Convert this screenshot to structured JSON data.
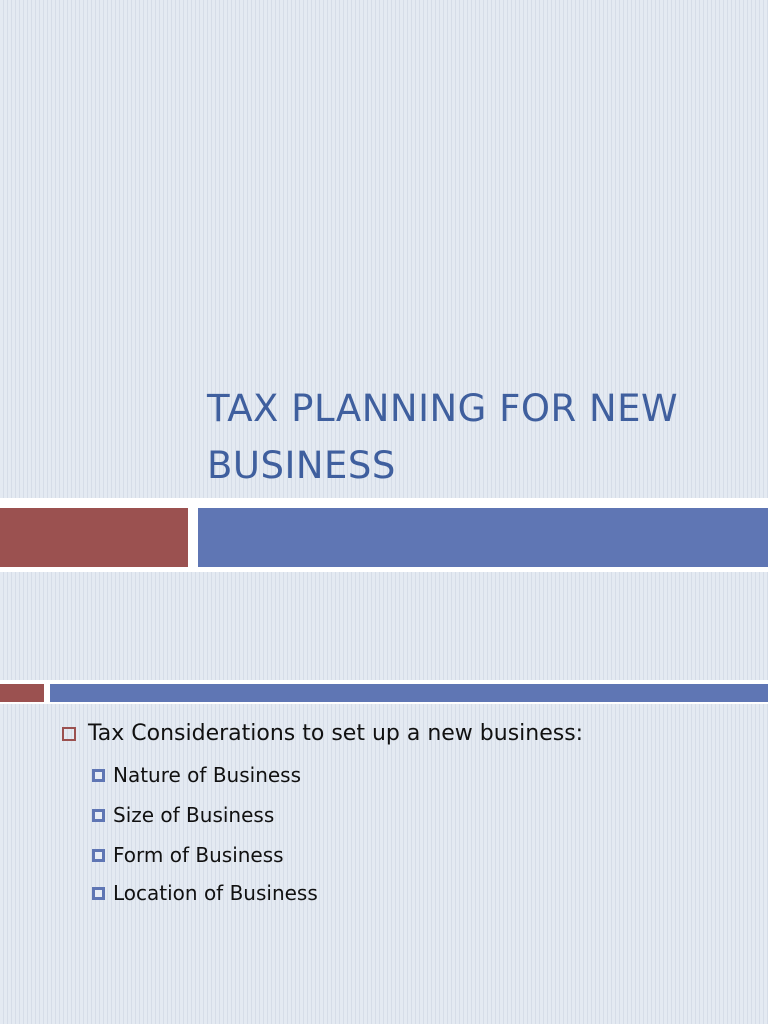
{
  "slide1": {
    "title": "TAX PLANNING FOR NEW BUSINESS"
  },
  "slide2": {
    "bullet": "Tax Considerations to set up a new business:",
    "subbullets": [
      "Nature of Business",
      "Size of Business",
      "Form of Business",
      "Location of Business"
    ]
  },
  "colors": {
    "accent_red": "#9b5150",
    "accent_blue": "#5f76b4",
    "title": "#3f5f9e"
  }
}
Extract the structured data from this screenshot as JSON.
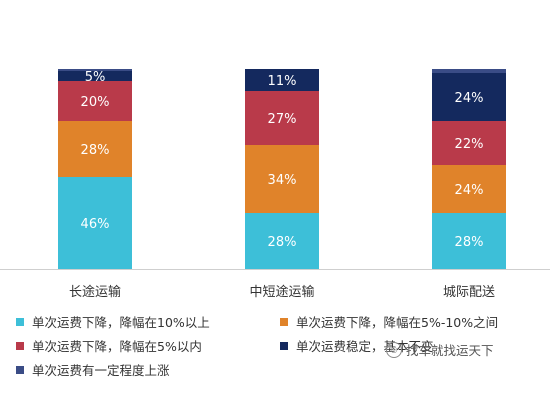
{
  "chart_data": {
    "type": "bar",
    "stacked": true,
    "categories": [
      "长途运输",
      "中短途运输",
      "城际配送"
    ],
    "series": [
      {
        "name": "单次运费下降，降幅在10%以上",
        "color": "#3dbfd8",
        "values": [
          46,
          28,
          28
        ]
      },
      {
        "name": "单次运费下降，降幅在5%-10%之间",
        "color": "#e0832a",
        "values": [
          28,
          34,
          24
        ]
      },
      {
        "name": "单次运费下降，降幅在5%以内",
        "color": "#b93a4a",
        "values": [
          20,
          27,
          22
        ]
      },
      {
        "name": "单次运费稳定，基本不变",
        "color": "#14295e",
        "values": [
          5,
          11,
          24
        ]
      },
      {
        "name": "单次运费有一定程度上涨",
        "color": "#3a4c86",
        "values": [
          1,
          0,
          2
        ]
      }
    ],
    "data_labels": [
      [
        "46%",
        "28%",
        "20%",
        "5%",
        ""
      ],
      [
        "28%",
        "34%",
        "27%",
        "11%",
        ""
      ],
      [
        "28%",
        "24%",
        "22%",
        "24%",
        ""
      ]
    ],
    "ylim": [
      0,
      100
    ],
    "legend_position": "bottom"
  },
  "watermark": {
    "text": "找车就找运天下"
  }
}
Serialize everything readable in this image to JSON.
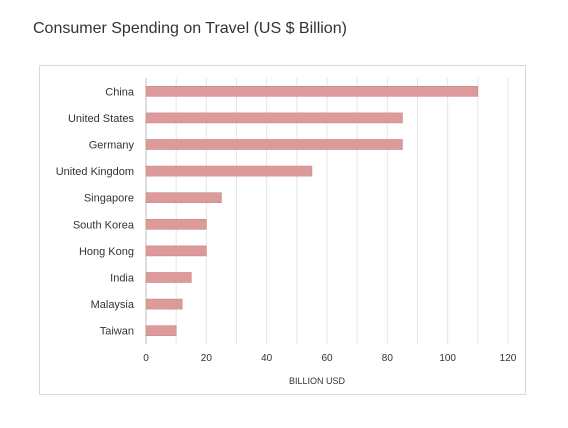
{
  "title": "Consumer Spending on Travel (US $ Billion)",
  "colors": {
    "bar": "#dd9a9a",
    "bar_stroke": "#c98585",
    "grid": "#e6e6e6"
  },
  "chart_data": {
    "type": "bar",
    "orientation": "horizontal",
    "title": "Consumer Spending on Travel (US $ Billion)",
    "xlabel": "BILLION USD",
    "ylabel": "",
    "categories": [
      "China",
      "United States",
      "Germany",
      "United Kingdom",
      "Singapore",
      "South Korea",
      "Hong Kong",
      "India",
      "Malaysia",
      "Taiwan"
    ],
    "values": [
      110,
      85,
      85,
      55,
      25,
      20,
      20,
      15,
      12,
      10
    ],
    "xlim": [
      0,
      120
    ],
    "xticks": [
      0,
      20,
      40,
      60,
      80,
      100,
      120
    ],
    "grid": true,
    "legend": "none"
  }
}
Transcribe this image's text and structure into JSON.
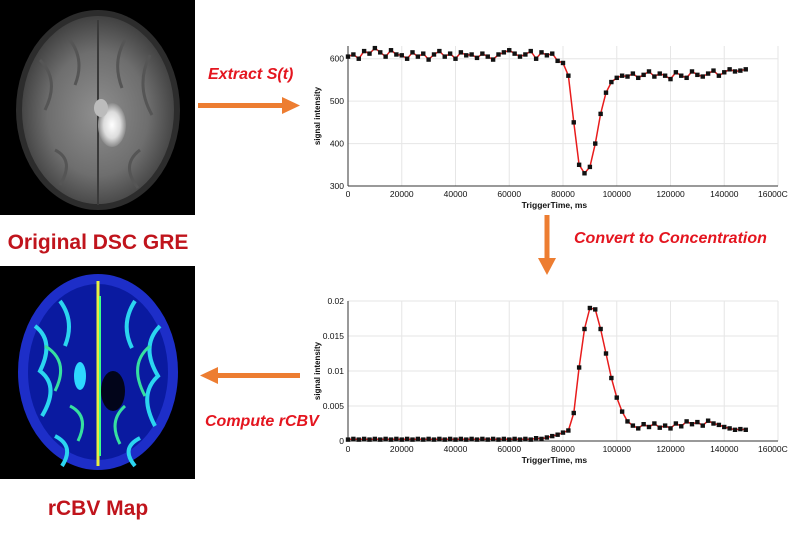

★ ★ ★ ★ ★

• _Set problem_
Repeat verbatim the lines from the one holding "Extract the structured" through the end of the listing above, both ends included, but not the pictures.

• _Answer_
Extract the structured data from this screenshot as JSON.
{
  "chart_data": {
    "type": "bar",
    "stacked": true,
    "categories": [
      "长途运输",
      "中短途运输",
      "城际配送"
    ],
    "series": [
      {
        "name": "单次运费下降，降幅在10%以上",
        "color": "#3dbfd8",
        "values": [
          46,
          28,
          28
        ]
      },
      {
        "name": "单次运费下降，降幅在5%-10%之间",
        "color": "#e0832a",
        "values": [
          28,
          34,
          24
        ]
      },
      {
        "name": "单次运费下降，降幅在5%以内",
        "color": "#b93a4a",
        "values": [
          20,
          27,
          22
        ]
      },
      {
        "name": "单次运费稳定，基本不变",
        "color": "#14295e",
        "values": [
          5,
          11,
          24
        ]
      },
      {
        "name": "单次运费有一定程度上涨",
        "color": "#3a4c86",
        "values": [
          1,
          0,
          2
        ]
      }
    ],
    "data_labels": [
      [
        "46%",
        "28%",
        "20%",
        "5%",
        ""
      ],
      [
        "28%",
        "34%",
        "27%",
        "11%",
        ""
      ],
      [
        "28%",
        "24%",
        "22%",
        "24%",
        ""
      ]
    ],
    "ylim": [
      0,
      100
    ],
    "legend_position": "bottom"
  },
  "watermark": {
    "text": "找车就找运天下"
  }
}
Serialize everything readable in this image to JSON.
{
  "title": "Consumer Spending on Travel (US $ Billion)",
  "colors": {
    "bar": "#dd9a9a",
    "bar_stroke": "#c98585",
    "grid": "#e6e6e6"
  },
  "chart_data": {
    "type": "bar",
    "orientation": "horizontal",
    "title": "Consumer Spending on Travel (US $ Billion)",
    "xlabel": "BILLION USD",
    "ylabel": "",
    "categories": [
      "China",
      "United States",
      "Germany",
      "United Kingdom",
      "Singapore",
      "South Korea",
      "Hong Kong",
      "India",
      "Malaysia",
      "Taiwan"
    ],
    "values": [
      110,
      85,
      85,
      55,
      25,
      20,
      20,
      15,
      12,
      10
    ],
    "xlim": [
      0,
      120
    ],
    "xticks": [
      0,
      20,
      40,
      60,
      80,
      100,
      120
    ],
    "grid": true,
    "legend": "none"
  }
}
Transcribe this image's text and structure into JSON.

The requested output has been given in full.